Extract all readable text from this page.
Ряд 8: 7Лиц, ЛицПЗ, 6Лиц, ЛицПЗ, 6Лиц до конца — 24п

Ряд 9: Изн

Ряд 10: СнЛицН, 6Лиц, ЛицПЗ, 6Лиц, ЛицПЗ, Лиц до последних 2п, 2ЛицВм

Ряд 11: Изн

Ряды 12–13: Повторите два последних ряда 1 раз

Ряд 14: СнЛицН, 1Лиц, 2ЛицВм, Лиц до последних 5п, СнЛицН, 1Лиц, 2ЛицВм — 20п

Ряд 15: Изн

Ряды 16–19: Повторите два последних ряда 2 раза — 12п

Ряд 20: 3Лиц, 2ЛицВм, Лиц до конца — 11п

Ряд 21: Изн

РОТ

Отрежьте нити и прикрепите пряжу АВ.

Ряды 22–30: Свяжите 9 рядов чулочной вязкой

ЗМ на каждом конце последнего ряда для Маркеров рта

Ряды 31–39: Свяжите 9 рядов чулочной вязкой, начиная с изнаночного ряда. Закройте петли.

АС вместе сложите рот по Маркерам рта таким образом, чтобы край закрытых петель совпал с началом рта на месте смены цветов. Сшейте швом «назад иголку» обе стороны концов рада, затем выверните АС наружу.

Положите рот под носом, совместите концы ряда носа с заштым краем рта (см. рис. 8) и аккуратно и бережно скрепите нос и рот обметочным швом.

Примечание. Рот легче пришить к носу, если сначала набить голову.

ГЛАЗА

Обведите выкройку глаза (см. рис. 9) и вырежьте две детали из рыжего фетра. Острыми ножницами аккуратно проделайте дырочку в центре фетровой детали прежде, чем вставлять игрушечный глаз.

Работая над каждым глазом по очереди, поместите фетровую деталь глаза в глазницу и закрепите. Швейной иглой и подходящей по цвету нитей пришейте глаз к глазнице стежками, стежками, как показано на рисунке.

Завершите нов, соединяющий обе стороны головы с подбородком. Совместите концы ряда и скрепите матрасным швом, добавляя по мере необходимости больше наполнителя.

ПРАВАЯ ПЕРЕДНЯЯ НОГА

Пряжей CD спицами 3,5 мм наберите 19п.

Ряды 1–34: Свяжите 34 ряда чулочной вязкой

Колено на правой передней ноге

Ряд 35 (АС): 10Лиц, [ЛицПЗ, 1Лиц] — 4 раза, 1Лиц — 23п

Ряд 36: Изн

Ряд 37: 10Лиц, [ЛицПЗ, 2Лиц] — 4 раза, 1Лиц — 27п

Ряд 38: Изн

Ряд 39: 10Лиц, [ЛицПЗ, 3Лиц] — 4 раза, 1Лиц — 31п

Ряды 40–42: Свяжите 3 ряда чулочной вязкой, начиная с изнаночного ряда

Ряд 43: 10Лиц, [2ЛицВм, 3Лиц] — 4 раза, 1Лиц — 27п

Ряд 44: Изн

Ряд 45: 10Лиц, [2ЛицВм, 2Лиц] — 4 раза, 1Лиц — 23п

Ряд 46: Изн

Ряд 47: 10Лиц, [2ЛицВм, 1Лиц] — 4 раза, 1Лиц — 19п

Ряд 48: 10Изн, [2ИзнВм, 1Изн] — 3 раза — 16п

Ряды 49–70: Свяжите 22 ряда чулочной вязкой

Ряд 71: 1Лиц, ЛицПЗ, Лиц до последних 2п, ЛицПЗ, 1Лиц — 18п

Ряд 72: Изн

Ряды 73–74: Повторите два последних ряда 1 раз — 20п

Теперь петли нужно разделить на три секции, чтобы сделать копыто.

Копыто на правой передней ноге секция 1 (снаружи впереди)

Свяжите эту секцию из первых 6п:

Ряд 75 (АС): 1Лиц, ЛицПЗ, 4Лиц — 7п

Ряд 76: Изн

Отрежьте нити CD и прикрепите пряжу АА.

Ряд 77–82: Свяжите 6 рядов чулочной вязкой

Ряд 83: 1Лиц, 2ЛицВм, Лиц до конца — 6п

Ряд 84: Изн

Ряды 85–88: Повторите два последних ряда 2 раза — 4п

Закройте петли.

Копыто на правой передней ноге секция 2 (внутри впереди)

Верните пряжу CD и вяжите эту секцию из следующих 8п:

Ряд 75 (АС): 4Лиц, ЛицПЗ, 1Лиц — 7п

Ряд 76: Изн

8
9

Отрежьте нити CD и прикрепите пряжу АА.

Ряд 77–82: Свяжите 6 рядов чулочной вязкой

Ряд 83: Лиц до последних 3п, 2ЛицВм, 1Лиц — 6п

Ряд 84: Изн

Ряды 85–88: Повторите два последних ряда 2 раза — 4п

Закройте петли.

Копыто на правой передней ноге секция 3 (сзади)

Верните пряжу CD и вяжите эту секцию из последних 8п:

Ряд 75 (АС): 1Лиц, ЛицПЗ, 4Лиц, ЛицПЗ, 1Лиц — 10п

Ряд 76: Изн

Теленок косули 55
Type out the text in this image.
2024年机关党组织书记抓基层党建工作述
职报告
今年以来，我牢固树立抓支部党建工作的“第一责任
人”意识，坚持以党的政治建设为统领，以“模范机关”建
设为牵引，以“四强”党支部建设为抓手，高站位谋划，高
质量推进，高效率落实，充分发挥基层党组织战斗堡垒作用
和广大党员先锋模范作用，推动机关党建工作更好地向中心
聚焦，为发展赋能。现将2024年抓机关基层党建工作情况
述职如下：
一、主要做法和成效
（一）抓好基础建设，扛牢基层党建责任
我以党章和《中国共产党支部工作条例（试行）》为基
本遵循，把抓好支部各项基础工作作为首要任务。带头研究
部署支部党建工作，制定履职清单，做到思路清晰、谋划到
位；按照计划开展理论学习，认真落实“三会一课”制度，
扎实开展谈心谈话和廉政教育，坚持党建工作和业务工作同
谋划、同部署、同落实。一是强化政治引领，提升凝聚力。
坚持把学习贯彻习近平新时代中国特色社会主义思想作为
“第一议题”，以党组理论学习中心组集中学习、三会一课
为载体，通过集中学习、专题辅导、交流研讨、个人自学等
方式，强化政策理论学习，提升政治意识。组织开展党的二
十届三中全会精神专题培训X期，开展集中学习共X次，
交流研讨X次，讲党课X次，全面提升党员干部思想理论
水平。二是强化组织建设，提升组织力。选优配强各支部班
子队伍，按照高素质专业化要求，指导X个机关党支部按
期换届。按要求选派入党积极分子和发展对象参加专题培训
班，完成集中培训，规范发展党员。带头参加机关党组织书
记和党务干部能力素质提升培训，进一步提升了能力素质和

##########

**Stated goal:** Output the entries exactly.

**The completed task:**
Extract all readable text from this page.
Ряд 8: 7Лиц, ЛицПЗ, 6Лиц, ЛицПЗ, 6Лиц до конца — 24п

Ряд 9: Изн

Ряд 10: СнЛицН, 6Лиц, ЛицПЗ, 6Лиц, ЛицПЗ, Лиц до последних 2п, 2ЛицВм

Ряд 11: Изн

Ряды 12–13: Повторите два последних ряда 1 раз

Ряд 14: СнЛицН, 1Лиц, 2ЛицВм, Лиц до последних 5п, СнЛицН, 1Лиц, 2ЛицВм — 20п

Ряд 15: Изн

Ряды 16–19: Повторите два последних ряда 2 раза — 12п

Ряд 20: 3Лиц, 2ЛицВм, Лиц до конца — 11п

Ряд 21: Изн

РОТ

Отрежьте нити и прикрепите пряжу АВ.

Ряды 22–30: Свяжите 9 рядов чулочной вязкой

ЗМ на каждом конце последнего ряда для Маркеров рта

Ряды 31–39: Свяжите 9 рядов чулочной вязкой, начиная с изнаночного ряда. Закройте петли.

АС вместе сложите рот по Маркерам рта таким образом, чтобы край закрытых петель совпал с началом рта на месте смены цветов. Сшейте швом «назад иголку» обе стороны концов рада, затем выверните АС наружу.

Положите рот под носом, совместите концы ряда носа с заштым краем рта (см. рис. 8) и аккуратно и бережно скрепите нос и рот обметочным швом.

Примечание. Рот легче пришить к носу, если сначала набить голову.

ГЛАЗА

Обведите выкройку глаза (см. рис. 9) и вырежьте две детали из рыжего фетра. Острыми ножницами аккуратно проделайте дырочку в центре фетровой детали прежде, чем вставлять игрушечный глаз.

Работая над каждым глазом по очереди, поместите фетровую деталь глаза в глазницу и закрепите. Швейной иглой и подходящей по цвету нитей пришейте глаз к глазнице стежками, стежками, как показано на рисунке.

Завершите нов, соединяющий обе стороны головы с подбородком. Совместите концы ряда и скрепите матрасным швом, добавляя по мере необходимости больше наполнителя.

ПРАВАЯ ПЕРЕДНЯЯ НОГА

Пряжей CD спицами 3,5 мм наберите 19п.

Ряды 1–34: Свяжите 34 ряда чулочной вязкой

Колено на правой передней ноге

Ряд 35 (АС): 10Лиц, [ЛицПЗ, 1Лиц] — 4 раза, 1Лиц — 23п

Ряд 36: Изн

Ряд 37: 10Лиц, [ЛицПЗ, 2Лиц] — 4 раза, 1Лиц — 27п

Ряд 38: Изн

Ряд 39: 10Лиц, [ЛицПЗ, 3Лиц] — 4 раза, 1Лиц — 31п

Ряды 40–42: Свяжите 3 ряда чулочной вязкой, начиная с изнаночного ряда

Ряд 43: 10Лиц, [2ЛицВм, 3Лиц] — 4 раза, 1Лиц — 27п

Ряд 44: Изн

Ряд 45: 10Лиц, [2ЛицВм, 2Лиц] — 4 раза, 1Лиц — 23п

Ряд 46: Изн

Ряд 47: 10Лиц, [2ЛицВм, 1Лиц] — 4 раза, 1Лиц — 19п

Ряд 48: 10Изн, [2ИзнВм, 1Изн] — 3 раза — 16п

Ряды 49–70: Свяжите 22 ряда чулочной вязкой

Ряд 71: 1Лиц, ЛицПЗ, Лиц до последних 2п, ЛицПЗ, 1Лиц — 18п

Ряд 72: Изн

Ряды 73–74: Повторите два последних ряда 1 раз — 20п

Теперь петли нужно разделить на три секции, чтобы сделать копыто.

Копыто на правой передней ноге секция 1 (снаружи впереди)

Свяжите эту секцию из первых 6п:

Ряд 75 (АС): 1Лиц, ЛицПЗ, 4Лиц — 7п

Ряд 76: Изн

Отрежьте нити CD и прикрепите пряжу АА.

Ряд 77–82: Свяжите 6 рядов чулочной вязкой

Ряд 83: 1Лиц, 2ЛицВм, Лиц до конца — 6п

Ряд 84: Изн

Ряды 85–88: Повторите два последних ряда 2 раза — 4п

Закройте петли.

Копыто на правой передней ноге секция 2 (внутри впереди)

Верните пряжу CD и вяжите эту секцию из следующих 8п:

Ряд 75 (АС): 4Лиц, ЛицПЗ, 1Лиц — 7п

Ряд 76: Изн

8
9

Отрежьте нити CD и прикрепите пряжу АА.

Ряд 77–82: Свяжите 6 рядов чулочной вязкой

Ряд 83: Лиц до последних 3п, 2ЛицВм, 1Лиц — 6п

Ряд 84: Изн

Ряды 85–88: Повторите два последних ряда 2 раза — 4п

Закройте петли.

Копыто на правой передней ноге секция 3 (сзади)

Верните пряжу CD и вяжите эту секцию из последних 8п:

Ряд 75 (АС): 1Лиц, ЛицПЗ, 4Лиц, ЛицПЗ, 1Лиц — 10п

Ряд 76: Изн

Теленок косули 55
Type out the text in this image.
2024年机关党组织书记抓基层党建工作述
职报告
今年以来，我牢固树立抓支部党建工作的“第一责任
人”意识，坚持以党的政治建设为统领，以“模范机关”建
设为牵引，以“四强”党支部建设为抓手，高站位谋划，高
质量推进，高效率落实，充分发挥基层党组织战斗堡垒作用
和广大党员先锋模范作用，推动机关党建工作更好地向中心
聚焦，为发展赋能。现将2024年抓机关基层党建工作情况
述职如下：
一、主要做法和成效
（一）抓好基础建设，扛牢基层党建责任
我以党章和《中国共产党支部工作条例（试行）》为基
本遵循，把抓好支部各项基础工作作为首要任务。带头研究
部署支部党建工作，制定履职清单，做到思路清晰、谋划到
位；按照计划开展理论学习，认真落实“三会一课”制度，
扎实开展谈心谈话和廉政教育，坚持党建工作和业务工作同
谋划、同部署、同落实。一是强化政治引领，提升凝聚力。
坚持把学习贯彻习近平新时代中国特色社会主义思想作为
“第一议题”，以党组理论学习中心组集中学习、三会一课
为载体，通过集中学习、专题辅导、交流研讨、个人自学等
方式，强化政策理论学习，提升政治意识。组织开展党的二
十届三中全会精神专题培训X期，开展集中学习共X次，
交流研讨X次，讲党课X次，全面提升党员干部思想理论
水平。二是强化组织建设，提升组织力。选优配强各支部班
子队伍，按照高素质专业化要求，指导X个机关党支部按
期换届。按要求选派入党积极分子和发展对象参加专题培训
班，完成集中培训，规范发展党员。带头参加机关党组织书
记和党务干部能力素质提升培训，进一步提升了能力素质和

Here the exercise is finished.